┌──

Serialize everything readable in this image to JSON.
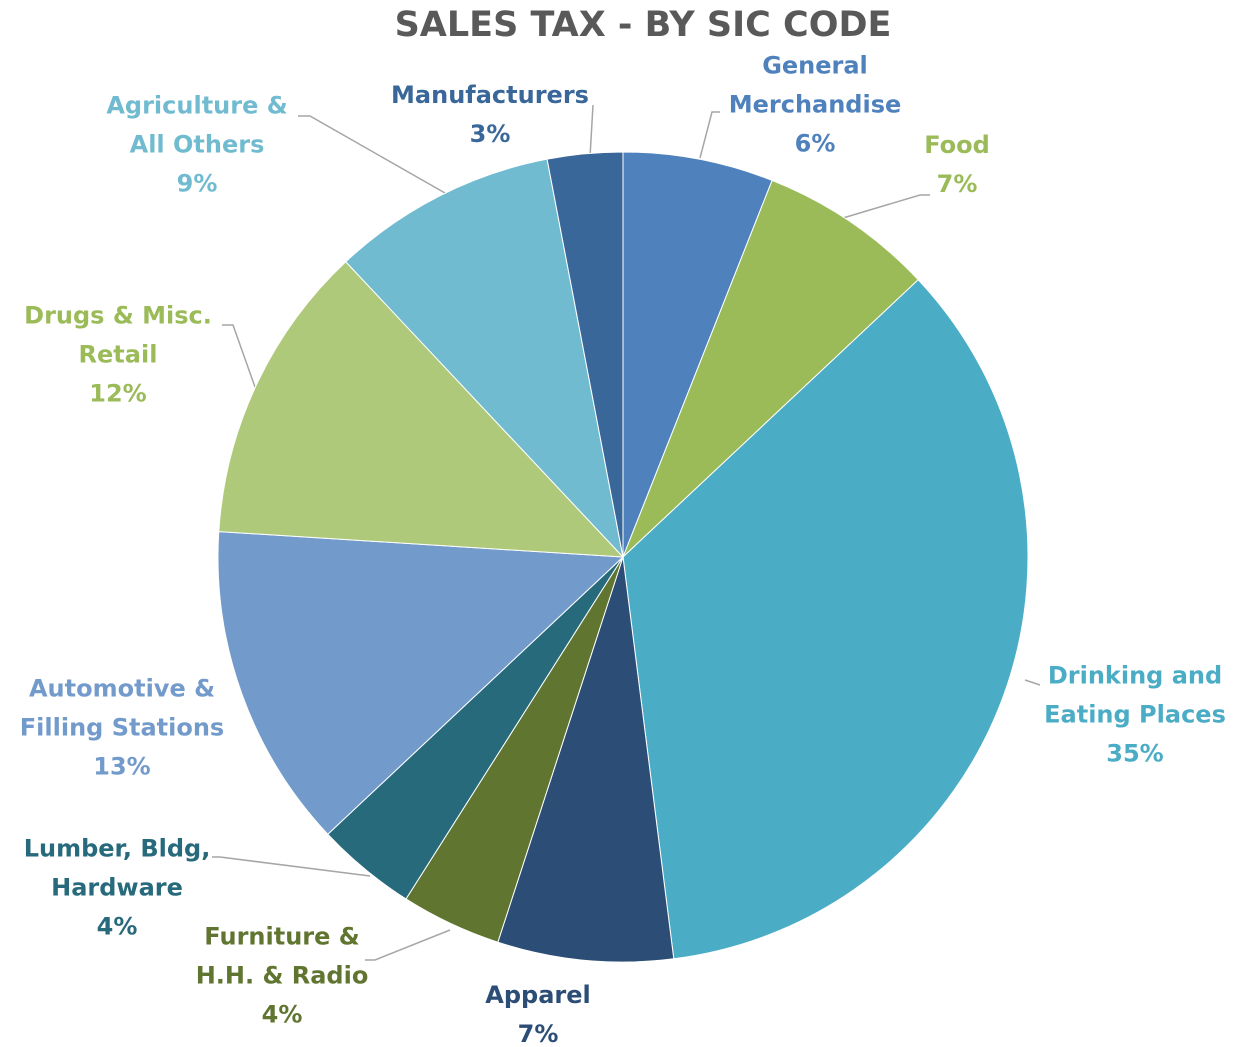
{
  "chart_data": {
    "type": "pie",
    "title": "SALES TAX - BY SIC CODE",
    "categories": [
      "General Merchandise",
      "Food",
      "Drinking and Eating Places",
      "Apparel",
      "Furniture & H.H. & Radio",
      "Lumber, Bldg, Hardware",
      "Automotive & Filling Stations",
      "Drugs & Misc. Retail",
      "Agriculture & All Others",
      "Manufacturers"
    ],
    "values": [
      6,
      7,
      35,
      7,
      4,
      4,
      13,
      12,
      9,
      3
    ],
    "value_labels": [
      "6%",
      "7%",
      "35%",
      "7%",
      "4%",
      "4%",
      "13%",
      "12%",
      "9%",
      "3%"
    ],
    "colors": [
      "#4f81bd",
      "#9bbb59",
      "#4bacc6",
      "#2c4d75",
      "#5f7530",
      "#276a7c",
      "#729aca",
      "#afc97a",
      "#71bbd0",
      "#3a6799"
    ]
  }
}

└──

- What you need to do: Give an exact reproduction of every line, leaving out any picture.

- Finished answer:
Serialize everything readable in this image to JSON.
{
  "chart_data": {
    "type": "pie",
    "title": "SALES TAX - BY SIC CODE",
    "categories": [
      "General Merchandise",
      "Food",
      "Drinking and Eating Places",
      "Apparel",
      "Furniture & H.H. & Radio",
      "Lumber, Bldg, Hardware",
      "Automotive & Filling Stations",
      "Drugs & Misc. Retail",
      "Agriculture & All Others",
      "Manufacturers"
    ],
    "values": [
      6,
      7,
      35,
      7,
      4,
      4,
      13,
      12,
      9,
      3
    ],
    "value_labels": [
      "6%",
      "7%",
      "35%",
      "7%",
      "4%",
      "4%",
      "13%",
      "12%",
      "9%",
      "3%"
    ],
    "colors": [
      "#4f81bd",
      "#9bbb59",
      "#4bacc6",
      "#2c4d75",
      "#5f7530",
      "#276a7c",
      "#729aca",
      "#afc97a",
      "#71bbd0",
      "#3a6799"
    ]
  }
}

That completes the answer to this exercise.